▶ **WHAT IS EXPECTED**
Collect each line of the entries that holds the string "回答下列问题".

▶ **DATA SUPPLIED**
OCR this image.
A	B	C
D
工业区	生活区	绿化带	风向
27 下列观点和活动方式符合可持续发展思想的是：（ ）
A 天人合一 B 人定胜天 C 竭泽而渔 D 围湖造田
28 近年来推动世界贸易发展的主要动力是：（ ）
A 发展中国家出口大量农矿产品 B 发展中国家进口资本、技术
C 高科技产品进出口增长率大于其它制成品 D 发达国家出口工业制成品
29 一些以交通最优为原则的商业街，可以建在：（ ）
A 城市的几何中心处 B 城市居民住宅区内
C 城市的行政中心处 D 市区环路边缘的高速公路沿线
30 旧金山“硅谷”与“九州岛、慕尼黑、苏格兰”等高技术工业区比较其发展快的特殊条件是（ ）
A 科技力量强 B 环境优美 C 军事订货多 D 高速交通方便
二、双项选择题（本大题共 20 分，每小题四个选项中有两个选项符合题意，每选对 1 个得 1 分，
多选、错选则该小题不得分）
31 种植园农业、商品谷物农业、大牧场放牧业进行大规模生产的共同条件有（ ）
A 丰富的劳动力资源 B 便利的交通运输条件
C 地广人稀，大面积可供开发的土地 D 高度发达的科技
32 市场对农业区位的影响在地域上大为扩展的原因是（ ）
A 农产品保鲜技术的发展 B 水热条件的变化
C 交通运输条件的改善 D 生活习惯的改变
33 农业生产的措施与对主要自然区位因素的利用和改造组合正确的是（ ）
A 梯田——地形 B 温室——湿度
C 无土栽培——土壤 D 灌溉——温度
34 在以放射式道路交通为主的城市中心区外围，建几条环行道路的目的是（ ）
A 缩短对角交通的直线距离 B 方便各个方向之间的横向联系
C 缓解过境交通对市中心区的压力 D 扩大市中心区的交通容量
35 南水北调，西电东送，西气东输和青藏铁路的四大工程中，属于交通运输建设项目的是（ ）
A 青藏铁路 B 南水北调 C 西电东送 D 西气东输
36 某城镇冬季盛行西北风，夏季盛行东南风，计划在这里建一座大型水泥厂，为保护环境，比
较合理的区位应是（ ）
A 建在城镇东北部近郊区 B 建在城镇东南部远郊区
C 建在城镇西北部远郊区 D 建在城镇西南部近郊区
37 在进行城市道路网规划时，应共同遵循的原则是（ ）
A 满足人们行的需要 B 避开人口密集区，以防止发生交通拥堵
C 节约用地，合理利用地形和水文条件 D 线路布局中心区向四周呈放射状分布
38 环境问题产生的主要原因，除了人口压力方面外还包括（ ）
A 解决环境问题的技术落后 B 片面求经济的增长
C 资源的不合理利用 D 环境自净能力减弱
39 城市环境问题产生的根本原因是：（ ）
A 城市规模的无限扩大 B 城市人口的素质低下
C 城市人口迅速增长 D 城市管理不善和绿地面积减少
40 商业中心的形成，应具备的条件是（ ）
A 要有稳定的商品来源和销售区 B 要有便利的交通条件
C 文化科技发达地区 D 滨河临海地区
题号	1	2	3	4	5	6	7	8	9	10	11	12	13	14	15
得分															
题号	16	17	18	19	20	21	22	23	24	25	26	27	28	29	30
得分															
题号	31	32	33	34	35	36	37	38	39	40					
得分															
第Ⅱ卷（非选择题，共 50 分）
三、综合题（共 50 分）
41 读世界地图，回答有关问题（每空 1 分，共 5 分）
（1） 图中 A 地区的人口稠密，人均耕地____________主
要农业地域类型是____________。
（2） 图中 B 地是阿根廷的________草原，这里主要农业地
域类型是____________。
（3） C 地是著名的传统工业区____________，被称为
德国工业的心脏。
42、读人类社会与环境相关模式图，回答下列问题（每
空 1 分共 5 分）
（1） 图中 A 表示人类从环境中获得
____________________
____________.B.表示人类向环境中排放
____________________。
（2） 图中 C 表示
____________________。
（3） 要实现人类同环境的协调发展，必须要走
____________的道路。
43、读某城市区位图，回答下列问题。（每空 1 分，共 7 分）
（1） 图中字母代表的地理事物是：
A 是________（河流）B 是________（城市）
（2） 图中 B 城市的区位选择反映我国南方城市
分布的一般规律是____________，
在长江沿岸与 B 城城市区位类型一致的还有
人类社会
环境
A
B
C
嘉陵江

▶ **RESULT OF THE TASK**
42、读人类社会与环境相关模式图，回答下列问题（每
43、读某城市区位图，回答下列问题。（每空 1 分，共 7 分）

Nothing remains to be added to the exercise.